**RECORDS SHOWN:**
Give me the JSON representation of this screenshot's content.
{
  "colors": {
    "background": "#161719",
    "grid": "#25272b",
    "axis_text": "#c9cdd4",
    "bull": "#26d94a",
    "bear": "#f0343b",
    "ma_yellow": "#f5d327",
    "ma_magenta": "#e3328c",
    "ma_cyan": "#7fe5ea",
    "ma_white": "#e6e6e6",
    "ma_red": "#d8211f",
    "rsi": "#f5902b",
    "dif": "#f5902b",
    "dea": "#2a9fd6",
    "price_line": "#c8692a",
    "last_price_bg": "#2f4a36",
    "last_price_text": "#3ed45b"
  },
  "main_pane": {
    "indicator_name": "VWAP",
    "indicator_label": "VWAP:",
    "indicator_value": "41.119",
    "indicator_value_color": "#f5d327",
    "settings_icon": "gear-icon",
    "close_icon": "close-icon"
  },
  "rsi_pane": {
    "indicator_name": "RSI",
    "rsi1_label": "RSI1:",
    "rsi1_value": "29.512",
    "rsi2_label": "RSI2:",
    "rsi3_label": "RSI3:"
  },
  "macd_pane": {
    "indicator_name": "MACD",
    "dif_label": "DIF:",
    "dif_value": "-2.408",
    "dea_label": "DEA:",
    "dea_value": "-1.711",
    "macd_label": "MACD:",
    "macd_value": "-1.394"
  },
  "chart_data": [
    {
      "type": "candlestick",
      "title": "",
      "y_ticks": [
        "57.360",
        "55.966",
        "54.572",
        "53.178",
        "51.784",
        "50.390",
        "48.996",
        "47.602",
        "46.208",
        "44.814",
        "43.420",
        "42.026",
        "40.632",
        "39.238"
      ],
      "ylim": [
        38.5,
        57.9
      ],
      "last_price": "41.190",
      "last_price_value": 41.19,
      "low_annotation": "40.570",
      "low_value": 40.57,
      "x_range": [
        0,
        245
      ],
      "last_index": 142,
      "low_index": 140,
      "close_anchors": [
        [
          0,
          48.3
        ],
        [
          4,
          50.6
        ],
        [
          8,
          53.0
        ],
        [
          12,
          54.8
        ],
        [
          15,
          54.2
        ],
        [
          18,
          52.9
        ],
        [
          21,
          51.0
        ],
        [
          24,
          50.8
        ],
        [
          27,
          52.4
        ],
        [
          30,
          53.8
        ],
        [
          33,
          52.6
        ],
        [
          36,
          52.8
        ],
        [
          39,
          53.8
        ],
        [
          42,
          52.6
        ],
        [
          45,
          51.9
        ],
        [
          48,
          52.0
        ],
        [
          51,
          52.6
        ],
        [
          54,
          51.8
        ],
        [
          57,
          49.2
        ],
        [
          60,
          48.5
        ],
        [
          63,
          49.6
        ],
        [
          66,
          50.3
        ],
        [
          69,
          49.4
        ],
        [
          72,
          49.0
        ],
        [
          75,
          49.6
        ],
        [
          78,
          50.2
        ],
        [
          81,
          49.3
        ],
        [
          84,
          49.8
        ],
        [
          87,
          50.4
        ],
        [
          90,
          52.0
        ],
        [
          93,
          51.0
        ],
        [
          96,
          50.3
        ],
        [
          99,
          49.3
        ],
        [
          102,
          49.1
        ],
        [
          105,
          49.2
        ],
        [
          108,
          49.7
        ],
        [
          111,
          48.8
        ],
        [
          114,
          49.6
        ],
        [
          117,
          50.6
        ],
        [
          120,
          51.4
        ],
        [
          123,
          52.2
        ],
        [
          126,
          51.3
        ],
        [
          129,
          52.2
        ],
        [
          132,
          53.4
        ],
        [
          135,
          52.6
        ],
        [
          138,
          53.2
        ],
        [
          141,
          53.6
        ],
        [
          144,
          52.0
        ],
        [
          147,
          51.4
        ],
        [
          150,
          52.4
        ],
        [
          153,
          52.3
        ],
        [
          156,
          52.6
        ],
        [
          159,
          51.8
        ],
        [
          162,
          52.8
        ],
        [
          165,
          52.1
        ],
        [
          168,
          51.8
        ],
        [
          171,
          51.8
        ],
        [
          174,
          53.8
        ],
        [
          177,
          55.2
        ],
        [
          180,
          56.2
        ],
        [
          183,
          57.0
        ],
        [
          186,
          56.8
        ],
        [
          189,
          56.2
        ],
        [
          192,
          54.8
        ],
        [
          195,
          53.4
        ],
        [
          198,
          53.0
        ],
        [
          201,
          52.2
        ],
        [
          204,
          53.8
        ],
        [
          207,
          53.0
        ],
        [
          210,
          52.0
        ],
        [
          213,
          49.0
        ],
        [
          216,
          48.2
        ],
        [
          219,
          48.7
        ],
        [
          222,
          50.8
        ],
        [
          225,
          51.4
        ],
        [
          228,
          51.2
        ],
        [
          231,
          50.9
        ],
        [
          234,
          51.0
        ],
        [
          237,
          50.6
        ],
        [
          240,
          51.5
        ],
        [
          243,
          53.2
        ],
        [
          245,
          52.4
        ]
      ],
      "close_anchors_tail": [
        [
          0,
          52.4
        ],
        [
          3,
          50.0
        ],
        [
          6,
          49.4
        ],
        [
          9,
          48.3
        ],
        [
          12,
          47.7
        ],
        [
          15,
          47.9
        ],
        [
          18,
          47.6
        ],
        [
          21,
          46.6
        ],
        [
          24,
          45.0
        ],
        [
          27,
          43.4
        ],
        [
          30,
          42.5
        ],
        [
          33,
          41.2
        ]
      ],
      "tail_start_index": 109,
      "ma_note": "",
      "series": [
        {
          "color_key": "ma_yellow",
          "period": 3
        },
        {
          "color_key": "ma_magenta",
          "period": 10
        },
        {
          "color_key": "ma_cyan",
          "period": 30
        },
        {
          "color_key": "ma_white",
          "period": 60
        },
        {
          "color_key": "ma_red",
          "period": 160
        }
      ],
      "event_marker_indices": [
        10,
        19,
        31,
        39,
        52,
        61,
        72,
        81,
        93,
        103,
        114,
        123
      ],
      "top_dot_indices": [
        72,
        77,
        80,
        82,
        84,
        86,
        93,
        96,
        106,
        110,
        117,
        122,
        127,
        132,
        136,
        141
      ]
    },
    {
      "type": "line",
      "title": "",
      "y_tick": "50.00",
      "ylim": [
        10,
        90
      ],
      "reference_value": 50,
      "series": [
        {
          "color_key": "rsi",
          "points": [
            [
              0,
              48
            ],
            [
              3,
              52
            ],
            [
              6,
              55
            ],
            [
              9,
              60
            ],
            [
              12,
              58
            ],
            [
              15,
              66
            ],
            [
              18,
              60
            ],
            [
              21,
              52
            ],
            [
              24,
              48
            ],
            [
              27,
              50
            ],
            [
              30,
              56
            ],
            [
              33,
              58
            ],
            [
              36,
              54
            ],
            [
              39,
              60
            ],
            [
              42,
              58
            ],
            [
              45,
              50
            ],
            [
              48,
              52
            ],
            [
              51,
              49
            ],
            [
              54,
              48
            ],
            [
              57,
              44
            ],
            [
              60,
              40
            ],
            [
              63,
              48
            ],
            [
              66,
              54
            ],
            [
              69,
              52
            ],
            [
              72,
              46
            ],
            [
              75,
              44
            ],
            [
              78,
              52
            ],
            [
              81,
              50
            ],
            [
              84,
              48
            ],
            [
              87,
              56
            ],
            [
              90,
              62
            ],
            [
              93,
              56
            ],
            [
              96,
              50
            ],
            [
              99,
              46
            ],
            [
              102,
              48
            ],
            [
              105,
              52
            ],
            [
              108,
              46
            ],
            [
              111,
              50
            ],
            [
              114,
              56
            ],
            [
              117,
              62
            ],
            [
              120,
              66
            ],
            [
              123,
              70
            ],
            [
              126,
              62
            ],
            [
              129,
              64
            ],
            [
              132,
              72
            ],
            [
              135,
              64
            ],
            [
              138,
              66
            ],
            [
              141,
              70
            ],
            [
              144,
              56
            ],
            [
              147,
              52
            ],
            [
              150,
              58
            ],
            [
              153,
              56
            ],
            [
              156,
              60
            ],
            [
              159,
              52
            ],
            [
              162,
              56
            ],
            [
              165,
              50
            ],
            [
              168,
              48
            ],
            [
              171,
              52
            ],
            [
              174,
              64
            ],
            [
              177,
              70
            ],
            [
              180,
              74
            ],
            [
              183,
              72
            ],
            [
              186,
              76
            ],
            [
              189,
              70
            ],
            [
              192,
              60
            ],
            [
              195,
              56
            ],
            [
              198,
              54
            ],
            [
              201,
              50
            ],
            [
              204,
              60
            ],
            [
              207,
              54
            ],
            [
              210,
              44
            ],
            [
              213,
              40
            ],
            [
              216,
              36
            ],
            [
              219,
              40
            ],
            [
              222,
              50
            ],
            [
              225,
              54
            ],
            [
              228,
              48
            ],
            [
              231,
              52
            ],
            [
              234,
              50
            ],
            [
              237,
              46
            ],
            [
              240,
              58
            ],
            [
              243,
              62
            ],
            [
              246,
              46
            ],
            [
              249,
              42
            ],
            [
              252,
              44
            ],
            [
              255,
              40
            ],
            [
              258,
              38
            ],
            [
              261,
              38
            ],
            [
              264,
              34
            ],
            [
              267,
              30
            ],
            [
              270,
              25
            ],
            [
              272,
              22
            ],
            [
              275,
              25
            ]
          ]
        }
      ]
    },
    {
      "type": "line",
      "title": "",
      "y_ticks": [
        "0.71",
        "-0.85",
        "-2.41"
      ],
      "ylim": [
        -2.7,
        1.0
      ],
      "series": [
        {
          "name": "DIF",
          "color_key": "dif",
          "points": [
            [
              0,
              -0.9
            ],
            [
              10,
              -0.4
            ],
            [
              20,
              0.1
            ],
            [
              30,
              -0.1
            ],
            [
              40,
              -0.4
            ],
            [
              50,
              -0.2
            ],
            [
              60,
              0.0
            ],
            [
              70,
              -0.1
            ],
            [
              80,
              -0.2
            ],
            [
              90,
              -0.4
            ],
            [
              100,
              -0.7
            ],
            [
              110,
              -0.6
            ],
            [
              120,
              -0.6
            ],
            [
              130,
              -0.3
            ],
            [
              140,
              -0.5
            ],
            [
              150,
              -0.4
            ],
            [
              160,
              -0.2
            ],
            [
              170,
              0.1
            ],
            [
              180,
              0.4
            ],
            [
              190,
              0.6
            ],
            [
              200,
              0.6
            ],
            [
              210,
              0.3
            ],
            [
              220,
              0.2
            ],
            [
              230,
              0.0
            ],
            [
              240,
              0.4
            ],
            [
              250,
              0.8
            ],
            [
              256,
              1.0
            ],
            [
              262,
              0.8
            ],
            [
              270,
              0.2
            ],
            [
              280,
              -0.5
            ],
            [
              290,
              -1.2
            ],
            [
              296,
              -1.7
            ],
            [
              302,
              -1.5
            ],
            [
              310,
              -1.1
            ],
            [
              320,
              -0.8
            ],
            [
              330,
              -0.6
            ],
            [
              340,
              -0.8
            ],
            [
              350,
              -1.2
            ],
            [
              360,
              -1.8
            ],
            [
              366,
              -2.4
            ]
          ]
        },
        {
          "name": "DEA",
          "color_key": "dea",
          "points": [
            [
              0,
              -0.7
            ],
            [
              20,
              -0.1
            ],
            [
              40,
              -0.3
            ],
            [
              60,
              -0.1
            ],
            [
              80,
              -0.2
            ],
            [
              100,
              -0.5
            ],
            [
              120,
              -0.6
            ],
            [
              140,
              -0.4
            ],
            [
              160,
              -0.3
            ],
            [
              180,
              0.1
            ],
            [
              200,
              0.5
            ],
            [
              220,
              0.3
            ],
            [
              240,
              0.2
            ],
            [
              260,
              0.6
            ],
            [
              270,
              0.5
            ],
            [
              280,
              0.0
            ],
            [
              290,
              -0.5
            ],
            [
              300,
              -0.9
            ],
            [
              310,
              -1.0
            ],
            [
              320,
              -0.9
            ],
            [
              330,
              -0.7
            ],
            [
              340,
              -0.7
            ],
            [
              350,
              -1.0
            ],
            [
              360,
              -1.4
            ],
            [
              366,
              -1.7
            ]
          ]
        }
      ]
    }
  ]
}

**WRITTEN REQUEST:** Filter the entries down to the lines with the word "period" in them.

**ANSWER FOR THIS EXERCISE:**
          "period": 3
          "period": 10
          "period": 30
          "period": 60
          "period": 160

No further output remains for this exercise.